Can you retype every record below exactly as written?

(Records from a data collection)
----------
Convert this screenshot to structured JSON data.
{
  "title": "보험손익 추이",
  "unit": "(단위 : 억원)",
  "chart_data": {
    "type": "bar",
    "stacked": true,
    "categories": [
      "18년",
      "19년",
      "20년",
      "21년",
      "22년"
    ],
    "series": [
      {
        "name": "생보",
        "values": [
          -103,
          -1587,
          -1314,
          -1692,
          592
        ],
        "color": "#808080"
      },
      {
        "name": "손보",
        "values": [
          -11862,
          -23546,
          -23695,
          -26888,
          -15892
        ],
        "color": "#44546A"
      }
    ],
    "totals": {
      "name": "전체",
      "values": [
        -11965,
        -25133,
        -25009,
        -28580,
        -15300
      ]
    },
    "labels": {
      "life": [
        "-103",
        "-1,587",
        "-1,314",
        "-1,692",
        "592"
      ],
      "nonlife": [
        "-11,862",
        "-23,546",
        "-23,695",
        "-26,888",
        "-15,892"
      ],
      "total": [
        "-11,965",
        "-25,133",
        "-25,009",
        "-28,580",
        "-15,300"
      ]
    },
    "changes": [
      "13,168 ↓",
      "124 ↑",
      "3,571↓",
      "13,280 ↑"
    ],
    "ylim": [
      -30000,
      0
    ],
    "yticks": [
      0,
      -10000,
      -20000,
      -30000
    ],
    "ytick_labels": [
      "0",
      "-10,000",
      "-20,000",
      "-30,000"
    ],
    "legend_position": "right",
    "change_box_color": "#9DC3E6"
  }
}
----------
### WORKED ANSWER
Convert this screenshot to structured JSON data.
{
  "title": "보험손익 추이",
  "unit": "(단위 : 억원)",
  "chart_data": {
    "type": "bar",
    "stacked": true,
    "categories": [
      "18년",
      "19년",
      "20년",
      "21년",
      "22년"
    ],
    "series": [
      {
        "name": "생보",
        "values": [
          -103,
          -1587,
          -1314,
          -1692,
          592
        ],
        "color": "#808080"
      },
      {
        "name": "손보",
        "values": [
          -11862,
          -23546,
          -23695,
          -26888,
          -15892
        ],
        "color": "#44546A"
      }
    ],
    "totals": {
      "name": "전체",
      "values": [
        -11965,
        -25133,
        -25009,
        -28580,
        -15300
      ]
    },
    "labels": {
      "life": [
        "-103",
        "-1,587",
        "-1,314",
        "-1,692",
        "592"
      ],
      "nonlife": [
        "-11,862",
        "-23,546",
        "-23,695",
        "-26,888",
        "-15,892"
      ],
      "total": [
        "-11,965",
        "-25,133",
        "-25,009",
        "-28,580",
        "-15,300"
      ]
    },
    "changes": [
      "13,168 ↓",
      "124 ↑",
      "3,571↓",
      "13,280 ↑"
    ],
    "ylim": [
      -30000,
      0
    ],
    "yticks": [
      0,
      -10000,
      -20000,
      -30000
    ],
    "ytick_labels": [
      "0",
      "-10,000",
      "-20,000",
      "-30,000"
    ],
    "legend_position": "right",
    "change_box_color": "#9DC3E6"
  }
}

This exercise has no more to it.